-- start Dataset entries --

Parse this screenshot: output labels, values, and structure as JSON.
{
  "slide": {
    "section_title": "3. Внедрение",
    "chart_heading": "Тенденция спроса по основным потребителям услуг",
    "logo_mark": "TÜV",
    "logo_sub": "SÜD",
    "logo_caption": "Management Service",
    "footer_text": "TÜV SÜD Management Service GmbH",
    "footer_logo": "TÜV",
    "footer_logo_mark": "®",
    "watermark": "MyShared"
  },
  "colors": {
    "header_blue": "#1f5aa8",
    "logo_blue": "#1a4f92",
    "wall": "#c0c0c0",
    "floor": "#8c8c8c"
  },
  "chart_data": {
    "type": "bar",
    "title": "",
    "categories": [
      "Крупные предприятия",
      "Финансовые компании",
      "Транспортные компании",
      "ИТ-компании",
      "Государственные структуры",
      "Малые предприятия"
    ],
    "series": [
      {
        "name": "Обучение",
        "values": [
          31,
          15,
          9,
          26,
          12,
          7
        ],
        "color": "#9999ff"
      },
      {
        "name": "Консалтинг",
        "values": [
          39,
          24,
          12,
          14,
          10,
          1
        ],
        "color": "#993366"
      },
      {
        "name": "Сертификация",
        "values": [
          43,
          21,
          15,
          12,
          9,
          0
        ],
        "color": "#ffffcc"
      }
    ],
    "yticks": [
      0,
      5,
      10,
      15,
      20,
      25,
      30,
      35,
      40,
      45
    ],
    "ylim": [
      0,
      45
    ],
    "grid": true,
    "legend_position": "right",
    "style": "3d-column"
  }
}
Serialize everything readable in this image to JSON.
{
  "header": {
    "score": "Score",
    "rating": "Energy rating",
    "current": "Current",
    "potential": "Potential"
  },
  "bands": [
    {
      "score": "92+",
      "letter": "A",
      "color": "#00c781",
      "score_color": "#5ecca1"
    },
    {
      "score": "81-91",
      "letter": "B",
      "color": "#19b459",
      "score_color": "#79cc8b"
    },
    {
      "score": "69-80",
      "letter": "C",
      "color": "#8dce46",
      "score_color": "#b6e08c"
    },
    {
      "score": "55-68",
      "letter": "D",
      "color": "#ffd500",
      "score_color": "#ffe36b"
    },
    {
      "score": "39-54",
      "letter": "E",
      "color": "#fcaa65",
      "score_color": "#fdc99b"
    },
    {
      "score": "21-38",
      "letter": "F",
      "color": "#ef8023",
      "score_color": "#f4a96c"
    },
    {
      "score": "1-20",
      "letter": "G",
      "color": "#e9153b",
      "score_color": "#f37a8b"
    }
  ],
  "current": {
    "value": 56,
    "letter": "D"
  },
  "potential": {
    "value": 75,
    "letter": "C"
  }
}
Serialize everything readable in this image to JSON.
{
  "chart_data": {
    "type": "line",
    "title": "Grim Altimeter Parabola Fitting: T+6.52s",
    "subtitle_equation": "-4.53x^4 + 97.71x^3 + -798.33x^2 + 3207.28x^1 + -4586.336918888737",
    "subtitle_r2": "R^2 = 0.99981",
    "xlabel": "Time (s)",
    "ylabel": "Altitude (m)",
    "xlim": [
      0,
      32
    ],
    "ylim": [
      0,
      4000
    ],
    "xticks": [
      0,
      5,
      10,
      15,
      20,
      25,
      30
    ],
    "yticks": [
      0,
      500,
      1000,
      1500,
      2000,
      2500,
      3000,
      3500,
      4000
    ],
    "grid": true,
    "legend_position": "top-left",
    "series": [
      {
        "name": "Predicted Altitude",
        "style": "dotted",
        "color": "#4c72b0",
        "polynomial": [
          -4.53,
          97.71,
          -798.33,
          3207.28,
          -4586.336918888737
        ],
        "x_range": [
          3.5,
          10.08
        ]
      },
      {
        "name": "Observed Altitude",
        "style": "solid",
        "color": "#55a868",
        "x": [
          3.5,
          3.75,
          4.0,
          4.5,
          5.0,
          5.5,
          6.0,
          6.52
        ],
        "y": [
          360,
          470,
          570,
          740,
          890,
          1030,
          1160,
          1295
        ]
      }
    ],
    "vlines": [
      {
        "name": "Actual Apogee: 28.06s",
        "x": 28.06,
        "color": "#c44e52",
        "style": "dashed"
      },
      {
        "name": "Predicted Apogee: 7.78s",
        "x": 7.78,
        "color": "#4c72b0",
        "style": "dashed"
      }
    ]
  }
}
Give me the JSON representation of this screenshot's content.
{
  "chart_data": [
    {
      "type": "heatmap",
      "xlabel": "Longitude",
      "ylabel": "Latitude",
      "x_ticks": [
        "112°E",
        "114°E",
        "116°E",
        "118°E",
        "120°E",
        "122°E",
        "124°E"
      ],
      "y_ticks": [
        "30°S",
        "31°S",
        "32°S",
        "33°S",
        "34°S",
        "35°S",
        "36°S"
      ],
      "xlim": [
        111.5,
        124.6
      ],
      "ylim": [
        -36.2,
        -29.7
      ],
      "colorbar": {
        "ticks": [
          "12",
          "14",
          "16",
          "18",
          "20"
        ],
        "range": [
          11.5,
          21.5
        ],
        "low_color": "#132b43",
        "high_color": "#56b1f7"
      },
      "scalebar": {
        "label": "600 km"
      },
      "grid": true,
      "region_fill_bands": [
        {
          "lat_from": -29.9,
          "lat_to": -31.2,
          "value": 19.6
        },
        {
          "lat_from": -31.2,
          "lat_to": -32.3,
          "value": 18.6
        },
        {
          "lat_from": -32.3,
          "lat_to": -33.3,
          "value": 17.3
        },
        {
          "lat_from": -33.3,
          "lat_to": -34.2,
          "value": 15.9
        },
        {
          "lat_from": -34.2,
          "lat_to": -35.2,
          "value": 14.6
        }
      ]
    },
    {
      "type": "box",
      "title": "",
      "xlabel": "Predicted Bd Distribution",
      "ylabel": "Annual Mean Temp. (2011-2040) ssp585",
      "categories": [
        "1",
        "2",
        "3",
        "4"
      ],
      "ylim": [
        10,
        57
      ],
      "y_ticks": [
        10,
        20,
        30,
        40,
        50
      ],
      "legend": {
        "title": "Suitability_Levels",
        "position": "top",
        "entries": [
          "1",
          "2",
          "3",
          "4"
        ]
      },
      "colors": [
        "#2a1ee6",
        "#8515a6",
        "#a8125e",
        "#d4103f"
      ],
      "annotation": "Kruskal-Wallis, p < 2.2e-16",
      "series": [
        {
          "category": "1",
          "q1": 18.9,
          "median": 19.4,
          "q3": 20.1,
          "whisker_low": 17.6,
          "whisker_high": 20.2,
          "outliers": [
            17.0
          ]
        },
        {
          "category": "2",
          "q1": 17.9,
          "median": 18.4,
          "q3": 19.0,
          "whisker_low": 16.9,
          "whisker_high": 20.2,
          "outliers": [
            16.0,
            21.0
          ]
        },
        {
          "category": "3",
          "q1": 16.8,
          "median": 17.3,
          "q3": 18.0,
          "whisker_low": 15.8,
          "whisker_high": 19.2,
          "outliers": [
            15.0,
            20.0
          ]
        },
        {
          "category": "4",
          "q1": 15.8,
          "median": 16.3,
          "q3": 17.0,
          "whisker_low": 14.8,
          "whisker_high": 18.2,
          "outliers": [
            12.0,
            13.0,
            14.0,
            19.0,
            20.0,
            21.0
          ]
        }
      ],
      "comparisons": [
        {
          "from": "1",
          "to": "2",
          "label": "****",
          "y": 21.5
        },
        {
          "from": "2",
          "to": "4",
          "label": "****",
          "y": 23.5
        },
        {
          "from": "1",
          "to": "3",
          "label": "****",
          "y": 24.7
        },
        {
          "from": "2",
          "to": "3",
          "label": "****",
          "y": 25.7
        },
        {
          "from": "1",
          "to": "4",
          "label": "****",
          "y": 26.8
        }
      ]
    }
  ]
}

-- end Dataset entries --

◆ **Task brief**: Each line of the material above must be retyped precisely.

◆ **Final answer**:
Parse this screenshot: output labels, values, and structure as JSON.
{
  "slide": {
    "section_title": "3. Внедрение",
    "chart_heading": "Тенденция спроса по основным потребителям услуг",
    "logo_mark": "TÜV",
    "logo_sub": "SÜD",
    "logo_caption": "Management Service",
    "footer_text": "TÜV SÜD Management Service GmbH",
    "footer_logo": "TÜV",
    "footer_logo_mark": "®",
    "watermark": "MyShared"
  },
  "colors": {
    "header_blue": "#1f5aa8",
    "logo_blue": "#1a4f92",
    "wall": "#c0c0c0",
    "floor": "#8c8c8c"
  },
  "chart_data": {
    "type": "bar",
    "title": "",
    "categories": [
      "Крупные предприятия",
      "Финансовые компании",
      "Транспортные компании",
      "ИТ-компании",
      "Государственные структуры",
      "Малые предприятия"
    ],
    "series": [
      {
        "name": "Обучение",
        "values": [
          31,
          15,
          9,
          26,
          12,
          7
        ],
        "color": "#9999ff"
      },
      {
        "name": "Консалтинг",
        "values": [
          39,
          24,
          12,
          14,
          10,
          1
        ],
        "color": "#993366"
      },
      {
        "name": "Сертификация",
        "values": [
          43,
          21,
          15,
          12,
          9,
          0
        ],
        "color": "#ffffcc"
      }
    ],
    "yticks": [
      0,
      5,
      10,
      15,
      20,
      25,
      30,
      35,
      40,
      45
    ],
    "ylim": [
      0,
      45
    ],
    "grid": true,
    "legend_position": "right",
    "style": "3d-column"
  }
}
Serialize everything readable in this image to JSON.
{
  "header": {
    "score": "Score",
    "rating": "Energy rating",
    "current": "Current",
    "potential": "Potential"
  },
  "bands": [
    {
      "score": "92+",
      "letter": "A",
      "color": "#00c781",
      "score_color": "#5ecca1"
    },
    {
      "score": "81-91",
      "letter": "B",
      "color": "#19b459",
      "score_color": "#79cc8b"
    },
    {
      "score": "69-80",
      "letter": "C",
      "color": "#8dce46",
      "score_color": "#b6e08c"
    },
    {
      "score": "55-68",
      "letter": "D",
      "color": "#ffd500",
      "score_color": "#ffe36b"
    },
    {
      "score": "39-54",
      "letter": "E",
      "color": "#fcaa65",
      "score_color": "#fdc99b"
    },
    {
      "score": "21-38",
      "letter": "F",
      "color": "#ef8023",
      "score_color": "#f4a96c"
    },
    {
      "score": "1-20",
      "letter": "G",
      "color": "#e9153b",
      "score_color": "#f37a8b"
    }
  ],
  "current": {
    "value": 56,
    "letter": "D"
  },
  "potential": {
    "value": 75,
    "letter": "C"
  }
}
Serialize everything readable in this image to JSON.
{
  "chart_data": {
    "type": "line",
    "title": "Grim Altimeter Parabola Fitting: T+6.52s",
    "subtitle_equation": "-4.53x^4 + 97.71x^3 + -798.33x^2 + 3207.28x^1 + -4586.336918888737",
    "subtitle_r2": "R^2 = 0.99981",
    "xlabel": "Time (s)",
    "ylabel": "Altitude (m)",
    "xlim": [
      0,
      32
    ],
    "ylim": [
      0,
      4000
    ],
    "xticks": [
      0,
      5,
      10,
      15,
      20,
      25,
      30
    ],
    "yticks": [
      0,
      500,
      1000,
      1500,
      2000,
      2500,
      3000,
      3500,
      4000
    ],
    "grid": true,
    "legend_position": "top-left",
    "series": [
      {
        "name": "Predicted Altitude",
        "style": "dotted",
        "color": "#4c72b0",
        "polynomial": [
          -4.53,
          97.71,
          -798.33,
          3207.28,
          -4586.336918888737
        ],
        "x_range": [
          3.5,
          10.08
        ]
      },
      {
        "name": "Observed Altitude",
        "style": "solid",
        "color": "#55a868",
        "x": [
          3.5,
          3.75,
          4.0,
          4.5,
          5.0,
          5.5,
          6.0,
          6.52
        ],
        "y": [
          360,
          470,
          570,
          740,
          890,
          1030,
          1160,
          1295
        ]
      }
    ],
    "vlines": [
      {
        "name": "Actual Apogee: 28.06s",
        "x": 28.06,
        "color": "#c44e52",
        "style": "dashed"
      },
      {
        "name": "Predicted Apogee: 7.78s",
        "x": 7.78,
        "color": "#4c72b0",
        "style": "dashed"
      }
    ]
  }
}
Give me the JSON representation of this screenshot's content.
{
  "chart_data": [
    {
      "type": "heatmap",
      "xlabel": "Longitude",
      "ylabel": "Latitude",
      "x_ticks": [
        "112°E",
        "114°E",
        "116°E",
        "118°E",
        "120°E",
        "122°E",
        "124°E"
      ],
      "y_ticks": [
        "30°S",
        "31°S",
        "32°S",
        "33°S",
        "34°S",
        "35°S",
        "36°S"
      ],
      "xlim": [
        111.5,
        124.6
      ],
      "ylim": [
        -36.2,
        -29.7
      ],
      "colorbar": {
        "ticks": [
          "12",
          "14",
          "16",
          "18",
          "20"
        ],
        "range": [
          11.5,
          21.5
        ],
        "low_color": "#132b43",
        "high_color": "#56b1f7"
      },
      "scalebar": {
        "label": "600 km"
      },
      "grid": true,
      "region_fill_bands": [
        {
          "lat_from": -29.9,
          "lat_to": -31.2,
          "value": 19.6
        },
        {
          "lat_from": -31.2,
          "lat_to": -32.3,
          "value": 18.6
        },
        {
          "lat_from": -32.3,
          "lat_to": -33.3,
          "value": 17.3
        },
        {
          "lat_from": -33.3,
          "lat_to": -34.2,
          "value": 15.9
        },
        {
          "lat_from": -34.2,
          "lat_to": -35.2,
          "value": 14.6
        }
      ]
    },
    {
      "type": "box",
      "title": "",
      "xlabel": "Predicted Bd Distribution",
      "ylabel": "Annual Mean Temp. (2011-2040) ssp585",
      "categories": [
        "1",
        "2",
        "3",
        "4"
      ],
      "ylim": [
        10,
        57
      ],
      "y_ticks": [
        10,
        20,
        30,
        40,
        50
      ],
      "legend": {
        "title": "Suitability_Levels",
        "position": "top",
        "entries": [
          "1",
          "2",
          "3",
          "4"
        ]
      },
      "colors": [
        "#2a1ee6",
        "#8515a6",
        "#a8125e",
        "#d4103f"
      ],
      "annotation": "Kruskal-Wallis, p < 2.2e-16",
      "series": [
        {
          "category": "1",
          "q1": 18.9,
          "median": 19.4,
          "q3": 20.1,
          "whisker_low": 17.6,
          "whisker_high": 20.2,
          "outliers": [
            17.0
          ]
        },
        {
          "category": "2",
          "q1": 17.9,
          "median": 18.4,
          "q3": 19.0,
          "whisker_low": 16.9,
          "whisker_high": 20.2,
          "outliers": [
            16.0,
            21.0
          ]
        },
        {
          "category": "3",
          "q1": 16.8,
          "median": 17.3,
          "q3": 18.0,
          "whisker_low": 15.8,
          "whisker_high": 19.2,
          "outliers": [
            15.0,
            20.0
          ]
        },
        {
          "category": "4",
          "q1": 15.8,
          "median": 16.3,
          "q3": 17.0,
          "whisker_low": 14.8,
          "whisker_high": 18.2,
          "outliers": [
            12.0,
            13.0,
            14.0,
            19.0,
            20.0,
            21.0
          ]
        }
      ],
      "comparisons": [
        {
          "from": "1",
          "to": "2",
          "label": "****",
          "y": 21.5
        },
        {
          "from": "2",
          "to": "4",
          "label": "****",
          "y": 23.5
        },
        {
          "from": "1",
          "to": "3",
          "label": "****",
          "y": 24.7
        },
        {
          "from": "2",
          "to": "3",
          "label": "****",
          "y": 25.7
        },
        {
          "from": "1",
          "to": "4",
          "label": "****",
          "y": 26.8
        }
      ]
    }
  ]
}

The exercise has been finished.